→ **WRITTEN TASK**:
Write out each record below exactly as it appears, with no pictures.
* Begin *
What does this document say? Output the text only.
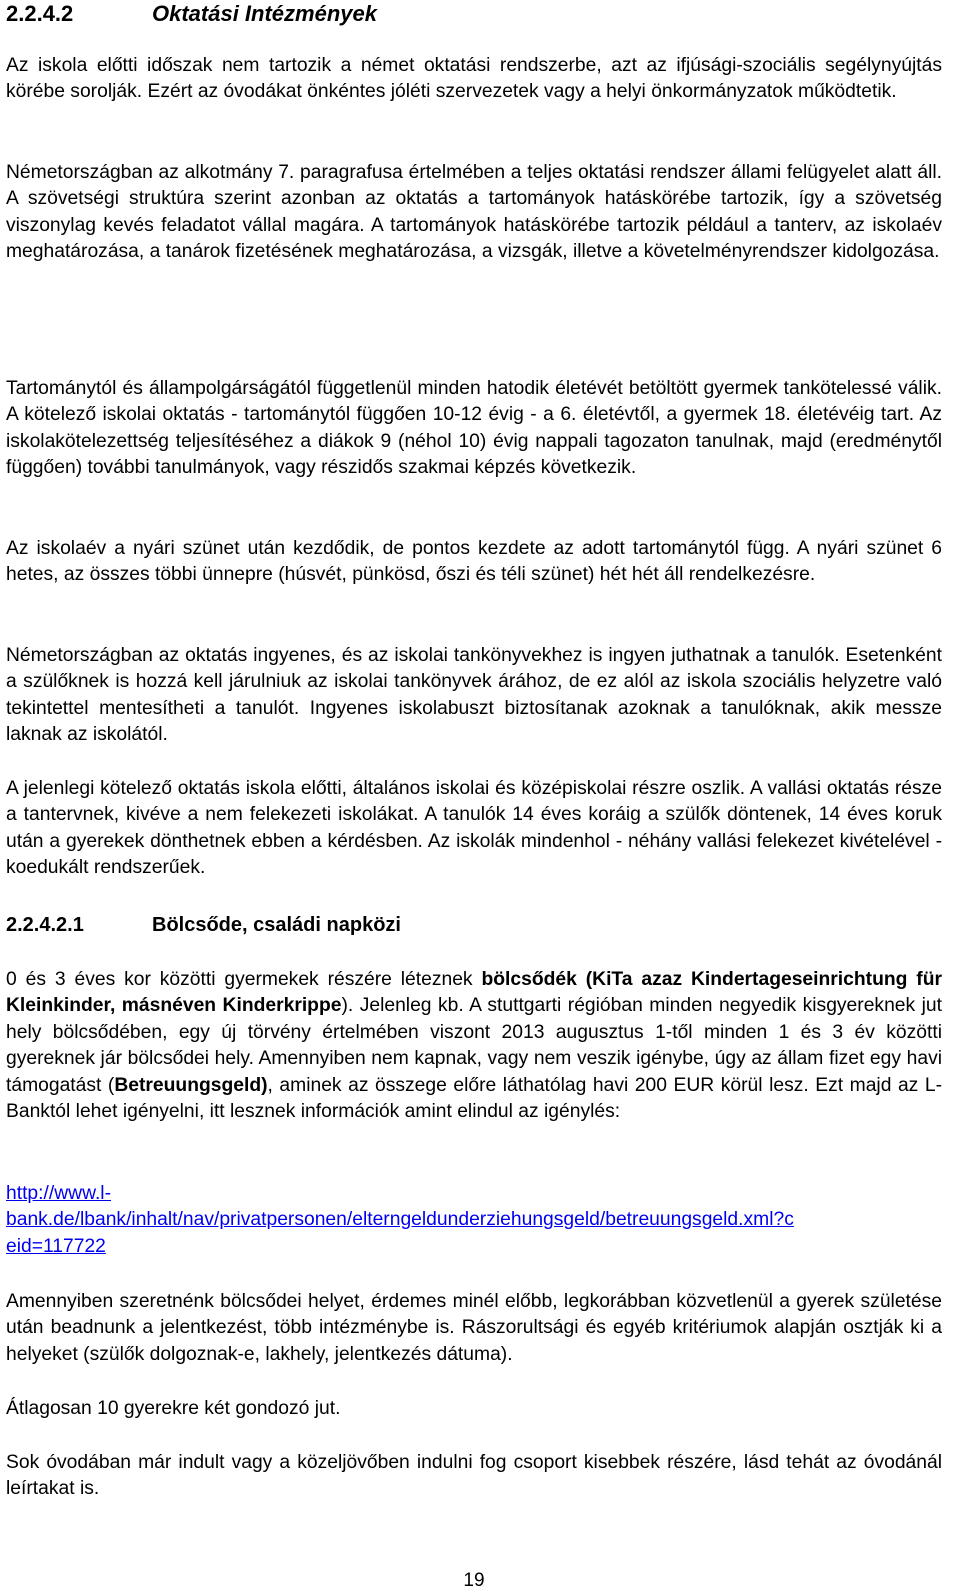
2.2.4.2	Oktatási Intézmények
Az iskola előtti időszak nem tartozik a német oktatási rendszerbe, azt az ifjúsági-szociális segélynyújtás körébe sorolják. Ezért az óvodákat önkéntes jóléti szervezetek vagy a helyi önkormányzatok működtetik.
Németországban az alkotmány 7. paragrafusa értelmében a teljes oktatási rendszer állami felügyelet alatt áll. A szövetségi struktúra szerint azonban az oktatás a tartományok hatáskörébe tartozik, így a szövetség viszonylag kevés feladatot vállal magára. A tartományok hatáskörébe tartozik például a tanterv, az iskolaév meghatározása, a tanárok fizetésének meghatározása, a vizsgák, illetve a követelményrendszer kidolgozása.
Tartománytól és állampolgárságától függetlenül minden hatodik életévét betöltött gyermek tankötelessé válik. A kötelező iskolai oktatás - tartománytól függően 10-12 évig - a 6. életévtől, a gyermek 18. életévéig tart. Az iskolakötelezettség teljesítéséhez a diákok 9 (néhol 10) évig nappali tagozaton tanulnak, majd (eredménytől függően) további tanulmányok, vagy részidős szakmai képzés következik.
Az iskolaév a nyári szünet után kezdődik, de pontos kezdete az adott tartománytól függ. A nyári szünet 6 hetes, az összes többi ünnepre (húsvét, pünkösd, őszi és téli szünet) hét hét áll rendelkezésre.
Németországban az oktatás ingyenes, és az iskolai tankönyvekhez is ingyen juthatnak a tanulók. Esetenként a szülőknek is hozzá kell járulniuk az iskolai tankönyvek árához, de ez alól az iskola szociális helyzetre való tekintettel mentesítheti a tanulót. Ingyenes iskolabuszt biztosítanak azoknak a tanulóknak, akik messze laknak az iskolától.
A jelenlegi kötelező oktatás iskola előtti, általános iskolai és középiskolai részre oszlik. A vallási oktatás része a tantervnek, kivéve a nem felekezeti iskolákat. A tanulók 14 éves koráig a szülők döntenek, 14 éves koruk után a gyerekek dönthetnek ebben a kérdésben. Az iskolák mindenhol - néhány vallási felekezet kivételével - koedukált rendszerűek.
2.2.4.2.1	Bölcsőde, családi napközi
0 és 3 éves kor közötti gyermekek részére léteznek bölcsődék (KiTa azaz Kindertageseinrichtung für Kleinkinder, másnéven Kinderkrippe). Jelenleg kb. A stuttgarti régióban minden negyedik kisgyereknek jut hely bölcsődében, egy új törvény értelmében viszont 2013 augusztus 1-től minden 1 és 3 év közötti gyereknek jár bölcsődei hely. Amennyiben nem kapnak, vagy nem veszik igénybe, úgy az állam fizet egy havi támogatást (Betreuungsgeld), aminek az összege előre láthatólag havi 200 EUR körül lesz. Ezt majd az L-Banktól lehet igényelni, itt lesznek információk amint elindul az igénylés:
http://www.l-
bank.de/lbank/inhalt/nav/privatpersonen/elterngeldunderziehungsgeld/betreuungsgeld.xml?c
eid=117722
Amennyiben szeretnénk bölcsődei helyet, érdemes minél előbb, legkorábban közvetlenül a gyerek születése után beadnunk a jelentkezést, több intézménybe is. Rászorultsági és egyéb kritériumok alapján osztják ki a helyeket (szülők dolgoznak-e, lakhely, jelentkezés dátuma).
Átlagosan 10 gyerekre két gondozó jut.
Sok óvodában már indult vagy a közeljövőben indulni fog csoport kisebbek részére, lásd tehát az óvodánál leírtakat is.
19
* End *
→ **RESULT**:
What does this document say? Output the text only.
2.2.4.2	Oktatási Intézmények
Az iskola előtti időszak nem tartozik a német oktatási rendszerbe, azt az ifjúsági-szociális segélynyújtás körébe sorolják. Ezért az óvodákat önkéntes jóléti szervezetek vagy a helyi önkormányzatok működtetik.
Németországban az alkotmány 7. paragrafusa értelmében a teljes oktatási rendszer állami felügyelet alatt áll. A szövetségi struktúra szerint azonban az oktatás a tartományok hatáskörébe tartozik, így a szövetség viszonylag kevés feladatot vállal magára. A tartományok hatáskörébe tartozik például a tanterv, az iskolaév meghatározása, a tanárok fizetésének meghatározása, a vizsgák, illetve a követelményrendszer kidolgozása.
Tartománytól és állampolgárságától függetlenül minden hatodik életévét betöltött gyermek tankötelessé válik. A kötelező iskolai oktatás - tartománytól függően 10-12 évig - a 6. életévtől, a gyermek 18. életévéig tart. Az iskolakötelezettség teljesítéséhez a diákok 9 (néhol 10) évig nappali tagozaton tanulnak, majd (eredménytől függően) további tanulmányok, vagy részidős szakmai képzés következik.
Az iskolaév a nyári szünet után kezdődik, de pontos kezdete az adott tartománytól függ. A nyári szünet 6 hetes, az összes többi ünnepre (húsvét, pünkösd, őszi és téli szünet) hét hét áll rendelkezésre.
Németországban az oktatás ingyenes, és az iskolai tankönyvekhez is ingyen juthatnak a tanulók. Esetenként a szülőknek is hozzá kell járulniuk az iskolai tankönyvek árához, de ez alól az iskola szociális helyzetre való tekintettel mentesítheti a tanulót. Ingyenes iskolabuszt biztosítanak azoknak a tanulóknak, akik messze laknak az iskolától.
A jelenlegi kötelező oktatás iskola előtti, általános iskolai és középiskolai részre oszlik. A vallási oktatás része a tantervnek, kivéve a nem felekezeti iskolákat. A tanulók 14 éves koráig a szülők döntenek, 14 éves koruk után a gyerekek dönthetnek ebben a kérdésben. Az iskolák mindenhol - néhány vallási felekezet kivételével - koedukált rendszerűek.
2.2.4.2.1	Bölcsőde, családi napközi
0 és 3 éves kor közötti gyermekek részére léteznek bölcsődék (KiTa azaz Kindertageseinrichtung für Kleinkinder, másnéven Kinderkrippe). Jelenleg kb. A stuttgarti régióban minden negyedik kisgyereknek jut hely bölcsődében, egy új törvény értelmében viszont 2013 augusztus 1-től minden 1 és 3 év közötti gyereknek jár bölcsődei hely. Amennyiben nem kapnak, vagy nem veszik igénybe, úgy az állam fizet egy havi támogatást (Betreuungsgeld), aminek az összege előre láthatólag havi 200 EUR körül lesz. Ezt majd az L-Banktól lehet igényelni, itt lesznek információk amint elindul az igénylés:
http://www.l-
bank.de/lbank/inhalt/nav/privatpersonen/elterngeldunderziehungsgeld/betreuungsgeld.xml?c
eid=117722
Amennyiben szeretnénk bölcsődei helyet, érdemes minél előbb, legkorábban közvetlenül a gyerek születése után beadnunk a jelentkezést, több intézménybe is. Rászorultsági és egyéb kritériumok alapján osztják ki a helyeket (szülők dolgoznak-e, lakhely, jelentkezés dátuma).
Átlagosan 10 gyerekre két gondozó jut.
Sok óvodában már indult vagy a közeljövőben indulni fog csoport kisebbek részére, lásd tehát az óvodánál leírtakat is.
19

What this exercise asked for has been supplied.